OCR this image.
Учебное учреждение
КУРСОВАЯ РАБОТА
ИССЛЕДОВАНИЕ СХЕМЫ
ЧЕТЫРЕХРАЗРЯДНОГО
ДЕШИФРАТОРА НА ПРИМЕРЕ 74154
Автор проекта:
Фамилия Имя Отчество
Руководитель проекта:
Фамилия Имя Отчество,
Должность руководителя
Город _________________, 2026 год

■ ■ ■ ■ ■

> EXERCISE INSTRUCTIONS: Retype the listing. Match it exactly.

> REPLY TO THE TASK:
OCR this image.
Учебное учреждение
КУРСОВАЯ РАБОТА
ИССЛЕДОВАНИЕ СХЕМЫ
ЧЕТЫРЕХРАЗРЯДНОГО
ДЕШИФРАТОРА НА ПРИМЕРЕ 74154
Автор проекта:
Фамилия Имя Отчество
Руководитель проекта:
Фамилия Имя Отчество,
Должность руководителя
Город _________________, 2026 год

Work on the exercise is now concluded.